**Task goal:**
Each line below is to be written out in full, exactly as shown.
-------- Entries supplied --------
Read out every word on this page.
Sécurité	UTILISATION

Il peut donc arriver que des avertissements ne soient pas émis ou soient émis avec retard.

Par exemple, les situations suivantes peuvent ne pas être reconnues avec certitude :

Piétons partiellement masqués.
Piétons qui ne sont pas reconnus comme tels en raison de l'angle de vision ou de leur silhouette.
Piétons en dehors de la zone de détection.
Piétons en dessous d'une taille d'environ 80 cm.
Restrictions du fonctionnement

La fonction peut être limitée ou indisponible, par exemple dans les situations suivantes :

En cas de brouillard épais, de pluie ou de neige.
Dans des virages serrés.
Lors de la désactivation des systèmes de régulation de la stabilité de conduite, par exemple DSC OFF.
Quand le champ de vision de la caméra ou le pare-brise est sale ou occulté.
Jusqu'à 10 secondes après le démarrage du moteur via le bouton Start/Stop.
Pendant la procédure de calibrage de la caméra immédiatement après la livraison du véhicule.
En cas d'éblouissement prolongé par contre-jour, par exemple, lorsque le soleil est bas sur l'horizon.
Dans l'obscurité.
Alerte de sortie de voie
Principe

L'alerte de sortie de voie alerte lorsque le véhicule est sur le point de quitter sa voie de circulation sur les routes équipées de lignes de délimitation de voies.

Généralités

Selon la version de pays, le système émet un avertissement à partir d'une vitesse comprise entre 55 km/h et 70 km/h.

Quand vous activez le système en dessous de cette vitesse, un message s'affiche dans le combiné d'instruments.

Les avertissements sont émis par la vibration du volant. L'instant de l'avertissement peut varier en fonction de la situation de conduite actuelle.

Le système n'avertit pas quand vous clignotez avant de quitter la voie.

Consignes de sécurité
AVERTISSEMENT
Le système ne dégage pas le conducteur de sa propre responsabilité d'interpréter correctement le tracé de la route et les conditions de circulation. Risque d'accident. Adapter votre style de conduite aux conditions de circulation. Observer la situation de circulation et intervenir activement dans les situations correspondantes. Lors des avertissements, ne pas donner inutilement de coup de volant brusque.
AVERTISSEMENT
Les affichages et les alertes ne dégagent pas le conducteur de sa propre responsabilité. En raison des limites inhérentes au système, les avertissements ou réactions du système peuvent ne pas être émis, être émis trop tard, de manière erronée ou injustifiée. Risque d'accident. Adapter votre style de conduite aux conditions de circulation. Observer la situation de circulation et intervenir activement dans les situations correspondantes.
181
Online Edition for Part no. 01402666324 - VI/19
--------
**Task output:**
Read out every word on this page.
Sécurité	UTILISATION

Il peut donc arriver que des avertissements ne soient pas émis ou soient émis avec retard.

Par exemple, les situations suivantes peuvent ne pas être reconnues avec certitude :

Piétons partiellement masqués.
Piétons qui ne sont pas reconnus comme tels en raison de l'angle de vision ou de leur silhouette.
Piétons en dehors de la zone de détection.
Piétons en dessous d'une taille d'environ 80 cm.
Restrictions du fonctionnement

La fonction peut être limitée ou indisponible, par exemple dans les situations suivantes :

En cas de brouillard épais, de pluie ou de neige.
Dans des virages serrés.
Lors de la désactivation des systèmes de régulation de la stabilité de conduite, par exemple DSC OFF.
Quand le champ de vision de la caméra ou le pare-brise est sale ou occulté.
Jusqu'à 10 secondes après le démarrage du moteur via le bouton Start/Stop.
Pendant la procédure de calibrage de la caméra immédiatement après la livraison du véhicule.
En cas d'éblouissement prolongé par contre-jour, par exemple, lorsque le soleil est bas sur l'horizon.
Dans l'obscurité.
Alerte de sortie de voie
Principe

L'alerte de sortie de voie alerte lorsque le véhicule est sur le point de quitter sa voie de circulation sur les routes équipées de lignes de délimitation de voies.

Généralités

Selon la version de pays, le système émet un avertissement à partir d'une vitesse comprise entre 55 km/h et 70 km/h.

Quand vous activez le système en dessous de cette vitesse, un message s'affiche dans le combiné d'instruments.

Les avertissements sont émis par la vibration du volant. L'instant de l'avertissement peut varier en fonction de la situation de conduite actuelle.

Le système n'avertit pas quand vous clignotez avant de quitter la voie.

Consignes de sécurité
AVERTISSEMENT
Le système ne dégage pas le conducteur de sa propre responsabilité d'interpréter correctement le tracé de la route et les conditions de circulation. Risque d'accident. Adapter votre style de conduite aux conditions de circulation. Observer la situation de circulation et intervenir activement dans les situations correspondantes. Lors des avertissements, ne pas donner inutilement de coup de volant brusque.
AVERTISSEMENT
Les affichages et les alertes ne dégagent pas le conducteur de sa propre responsabilité. En raison des limites inhérentes au système, les avertissements ou réactions du système peuvent ne pas être émis, être émis trop tard, de manière erronée ou injustifiée. Risque d'accident. Adapter votre style de conduite aux conditions de circulation. Observer la situation de circulation et intervenir activement dans les situations correspondantes.
181
Online Edition for Part no. 01402666324 - VI/19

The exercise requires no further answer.